[Collected data entries]
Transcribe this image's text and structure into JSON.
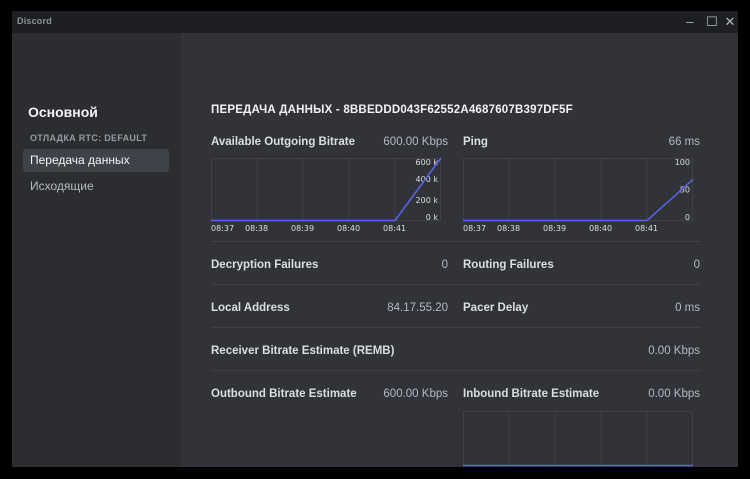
{
  "window": {
    "app_title": "Discord",
    "minimize_glyph": "–",
    "maximize_glyph": "☐",
    "close_glyph": "✕"
  },
  "sidebar": {
    "title": "Основной",
    "section_header": "ОТЛАДКА RTC: DEFAULT",
    "items": [
      {
        "label": "Передача данных",
        "active": true
      },
      {
        "label": "Исходящие",
        "active": false
      }
    ]
  },
  "main": {
    "title": "ПЕРЕДАЧА ДАННЫХ - 8BBEDDD043F62552A4687607B397DF5F",
    "stats": {
      "outgoing_bitrate": {
        "label": "Available Outgoing Bitrate",
        "value": "600.00 Kbps"
      },
      "ping": {
        "label": "Ping",
        "value": "66 ms"
      },
      "decryption_failures": {
        "label": "Decryption Failures",
        "value": "0"
      },
      "routing_failures": {
        "label": "Routing Failures",
        "value": "0"
      },
      "local_address": {
        "label": "Local Address",
        "value": "84.17.55.20"
      },
      "pacer_delay": {
        "label": "Pacer Delay",
        "value": "0 ms"
      },
      "remb": {
        "label": "Receiver Bitrate Estimate (REMB)",
        "value": "0.00 Kbps"
      },
      "outbound_estimate": {
        "label": "Outbound Bitrate Estimate",
        "value": "600.00 Kbps"
      },
      "inbound_estimate": {
        "label": "Inbound Bitrate Estimate",
        "value": "0.00 Kbps"
      }
    }
  },
  "chart_data": [
    {
      "type": "line",
      "x": [
        "08:37",
        "08:38",
        "08:39",
        "08:40",
        "08:41"
      ],
      "y_ticks": [
        "600 k",
        "400 k",
        "200 k",
        "0 k"
      ],
      "y_tick_values": [
        600,
        400,
        200,
        0
      ],
      "ylim": [
        0,
        600
      ],
      "series": [
        {
          "values": [
            0,
            0,
            0,
            0,
            0,
            600
          ]
        }
      ],
      "line_color": "#5865f2",
      "grid": true
    },
    {
      "type": "line",
      "x": [
        "08:37",
        "08:38",
        "08:39",
        "08:40",
        "08:41"
      ],
      "y_ticks": [
        "100",
        "50",
        "0"
      ],
      "y_tick_values": [
        100,
        50,
        0
      ],
      "ylim": [
        0,
        100
      ],
      "series": [
        {
          "values": [
            0,
            0,
            0,
            0,
            0,
            66
          ]
        }
      ],
      "line_color": "#5865f2",
      "grid": true
    },
    {
      "type": "line",
      "x": [],
      "y_ticks": [],
      "y_tick_values": [],
      "ylim": [
        0,
        1
      ],
      "series": [
        {
          "values": [
            0,
            0,
            0,
            0,
            0,
            0
          ]
        }
      ],
      "line_color": "#5865f2",
      "grid": true
    }
  ]
}
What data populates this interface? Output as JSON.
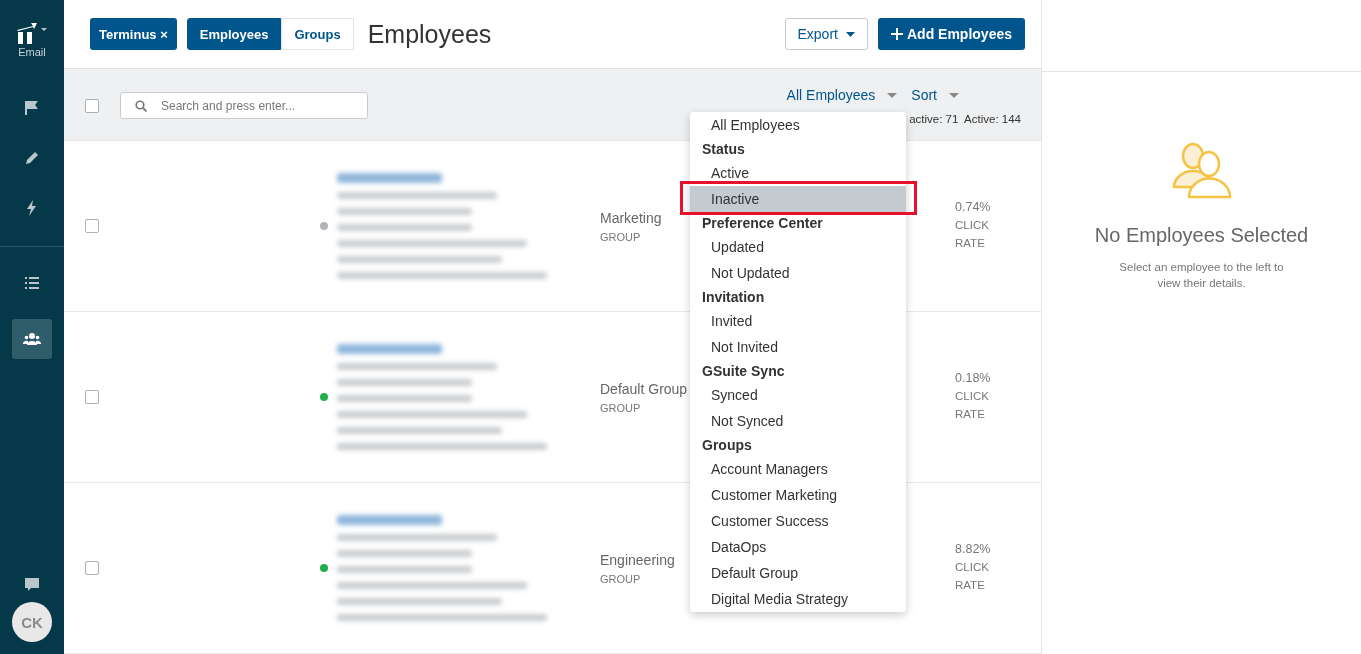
{
  "sidebar": {
    "app_label": "Email",
    "items": [
      {
        "kind": "flag",
        "selected": false
      },
      {
        "kind": "pen",
        "selected": false
      },
      {
        "kind": "bolt",
        "selected": false
      },
      {
        "kind": "list",
        "selected": false
      },
      {
        "kind": "people",
        "selected": true
      }
    ],
    "avatar": "CK"
  },
  "header": {
    "filter_chip": "Terminus ×",
    "tabs": [
      {
        "label": "Employees",
        "selected": true
      },
      {
        "label": "Groups",
        "selected": false
      }
    ],
    "title": "Employees",
    "export_button": "Export",
    "add_button": "Add Employees"
  },
  "toolbar": {
    "select_all_checked": false,
    "search": {
      "placeholder": "Search and press enter..."
    },
    "filter": "All Employees",
    "sort": "Sort",
    "counts": "active: 71  Active: 144"
  },
  "employees": [
    {
      "checked": false,
      "color": "#b0b3b7",
      "group": "Marketing",
      "group_label": "GROUP",
      "rate": "0.74%",
      "rate_label": "CLICK RATE"
    },
    {
      "checked": false,
      "color": "#1fae4a",
      "group": "Default Group",
      "group_label": "GROUP",
      "rate": "0.18%",
      "rate_label": "CLICK RATE"
    },
    {
      "checked": false,
      "color": "#1fae4a",
      "group": "Engineering",
      "group_label": "GROUP",
      "rate": "8.82%",
      "rate_label": "CLICK RATE"
    }
  ],
  "filter_menu": [
    {
      "kind": "option",
      "label": "All Employees",
      "selected": false
    },
    {
      "kind": "heading",
      "label": "Status"
    },
    {
      "kind": "option",
      "label": "Active",
      "selected": false
    },
    {
      "kind": "option",
      "label": "Inactive",
      "selected": true
    },
    {
      "kind": "heading",
      "label": "Preference Center"
    },
    {
      "kind": "option",
      "label": "Updated",
      "selected": false
    },
    {
      "kind": "option",
      "label": "Not Updated",
      "selected": false
    },
    {
      "kind": "heading",
      "label": "Invitation"
    },
    {
      "kind": "option",
      "label": "Invited",
      "selected": false
    },
    {
      "kind": "option",
      "label": "Not Invited",
      "selected": false
    },
    {
      "kind": "heading",
      "label": "GSuite Sync"
    },
    {
      "kind": "option",
      "label": "Synced",
      "selected": false
    },
    {
      "kind": "option",
      "label": "Not Synced",
      "selected": false
    },
    {
      "kind": "heading",
      "label": "Groups"
    },
    {
      "kind": "option",
      "label": "Account Managers",
      "selected": false
    },
    {
      "kind": "option",
      "label": "Customer Marketing",
      "selected": false
    },
    {
      "kind": "option",
      "label": "Customer Success",
      "selected": false
    },
    {
      "kind": "option",
      "label": "DataOps",
      "selected": false
    },
    {
      "kind": "option",
      "label": "Default Group",
      "selected": false
    },
    {
      "kind": "option",
      "label": "Digital Media Strategy",
      "selected": false
    }
  ],
  "detail_panel": {
    "title": "No Employees Selected",
    "message": "Select an employee to the left to view their details."
  }
}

> [DIRECTIONS FOR THIS TASK]
Copy every line of the data word for word, omitting the images.

> [TASK SOLUTION]
Transcribe this image's text and structure into JSON.
{
  "window": {
    "app_title": "Discord",
    "minimize_glyph": "–",
    "maximize_glyph": "☐",
    "close_glyph": "✕"
  },
  "sidebar": {
    "title": "Основной",
    "section_header": "ОТЛАДКА RTC: DEFAULT",
    "items": [
      {
        "label": "Передача данных",
        "active": true
      },
      {
        "label": "Исходящие",
        "active": false
      }
    ]
  },
  "main": {
    "title": "ПЕРЕДАЧА ДАННЫХ - 8BBEDDD043F62552A4687607B397DF5F",
    "stats": {
      "outgoing_bitrate": {
        "label": "Available Outgoing Bitrate",
        "value": "600.00 Kbps"
      },
      "ping": {
        "label": "Ping",
        "value": "66 ms"
      },
      "decryption_failures": {
        "label": "Decryption Failures",
        "value": "0"
      },
      "routing_failures": {
        "label": "Routing Failures",
        "value": "0"
      },
      "local_address": {
        "label": "Local Address",
        "value": "84.17.55.20"
      },
      "pacer_delay": {
        "label": "Pacer Delay",
        "value": "0 ms"
      },
      "remb": {
        "label": "Receiver Bitrate Estimate (REMB)",
        "value": "0.00 Kbps"
      },
      "outbound_estimate": {
        "label": "Outbound Bitrate Estimate",
        "value": "600.00 Kbps"
      },
      "inbound_estimate": {
        "label": "Inbound Bitrate Estimate",
        "value": "0.00 Kbps"
      }
    }
  },
  "chart_data": [
    {
      "type": "line",
      "x": [
        "08:37",
        "08:38",
        "08:39",
        "08:40",
        "08:41"
      ],
      "y_ticks": [
        "600 k",
        "400 k",
        "200 k",
        "0 k"
      ],
      "y_tick_values": [
        600,
        400,
        200,
        0
      ],
      "ylim": [
        0,
        600
      ],
      "series": [
        {
          "values": [
            0,
            0,
            0,
            0,
            0,
            600
          ]
        }
      ],
      "line_color": "#5865f2",
      "grid": true
    },
    {
      "type": "line",
      "x": [
        "08:37",
        "08:38",
        "08:39",
        "08:40",
        "08:41"
      ],
      "y_ticks": [
        "100",
        "50",
        "0"
      ],
      "y_tick_values": [
        100,
        50,
        0
      ],
      "ylim": [
        0,
        100
      ],
      "series": [
        {
          "values": [
            0,
            0,
            0,
            0,
            0,
            66
          ]
        }
      ],
      "line_color": "#5865f2",
      "grid": true
    },
    {
      "type": "line",
      "x": [],
      "y_ticks": [],
      "y_tick_values": [],
      "ylim": [
        0,
        1
      ],
      "series": [
        {
          "values": [
            0,
            0,
            0,
            0,
            0,
            0
          ]
        }
      ],
      "line_color": "#5865f2",
      "grid": true
    }
  ]
}
What data populates this interface? Output as JSON.
{
  "sidebar": {
    "app_label": "Email",
    "items": [
      {
        "kind": "flag",
        "selected": false
      },
      {
        "kind": "pen",
        "selected": false
      },
      {
        "kind": "bolt",
        "selected": false
      },
      {
        "kind": "list",
        "selected": false
      },
      {
        "kind": "people",
        "selected": true
      }
    ],
    "avatar": "CK"
  },
  "header": {
    "filter_chip": "Terminus ×",
    "tabs": [
      {
        "label": "Employees",
        "selected": true
      },
      {
        "label": "Groups",
        "selected": false
      }
    ],
    "title": "Employees",
    "export_button": "Export",
    "add_button": "Add Employees"
  },
  "toolbar": {
    "select_all_checked": false,
    "search": {
      "placeholder": "Search and press enter..."
    },
    "filter": "All Employees",
    "sort": "Sort",
    "counts": "active: 71  Active: 144"
  },
  "employees": [
    {
      "checked": false,
      "color": "#b0b3b7",
      "group": "Marketing",
      "group_label": "GROUP",
      "rate": "0.74%",
      "rate_label": "CLICK RATE"
    },
    {
      "checked": false,
      "color": "#1fae4a",
      "group": "Default Group",
      "group_label": "GROUP",
      "rate": "0.18%",
      "rate_label": "CLICK RATE"
    },
    {
      "checked": false,
      "color": "#1fae4a",
      "group": "Engineering",
      "group_label": "GROUP",
      "rate": "8.82%",
      "rate_label": "CLICK RATE"
    }
  ],
  "filter_menu": [
    {
      "kind": "option",
      "label": "All Employees",
      "selected": false
    },
    {
      "kind": "heading",
      "label": "Status"
    },
    {
      "kind": "option",
      "label": "Active",
      "selected": false
    },
    {
      "kind": "option",
      "label": "Inactive",
      "selected": true
    },
    {
      "kind": "heading",
      "label": "Preference Center"
    },
    {
      "kind": "option",
      "label": "Updated",
      "selected": false
    },
    {
      "kind": "option",
      "label": "Not Updated",
      "selected": false
    },
    {
      "kind": "heading",
      "label": "Invitation"
    },
    {
      "kind": "option",
      "label": "Invited",
      "selected": false
    },
    {
      "kind": "option",
      "label": "Not Invited",
      "selected": false
    },
    {
      "kind": "heading",
      "label": "GSuite Sync"
    },
    {
      "kind": "option",
      "label": "Synced",
      "selected": false
    },
    {
      "kind": "option",
      "label": "Not Synced",
      "selected": false
    },
    {
      "kind": "heading",
      "label": "Groups"
    },
    {
      "kind": "option",
      "label": "Account Managers",
      "selected": false
    },
    {
      "kind": "option",
      "label": "Customer Marketing",
      "selected": false
    },
    {
      "kind": "option",
      "label": "Customer Success",
      "selected": false
    },
    {
      "kind": "option",
      "label": "DataOps",
      "selected": false
    },
    {
      "kind": "option",
      "label": "Default Group",
      "selected": false
    },
    {
      "kind": "option",
      "label": "Digital Media Strategy",
      "selected": false
    }
  ],
  "detail_panel": {
    "title": "No Employees Selected",
    "message": "Select an employee to the left to view their details."
  }
}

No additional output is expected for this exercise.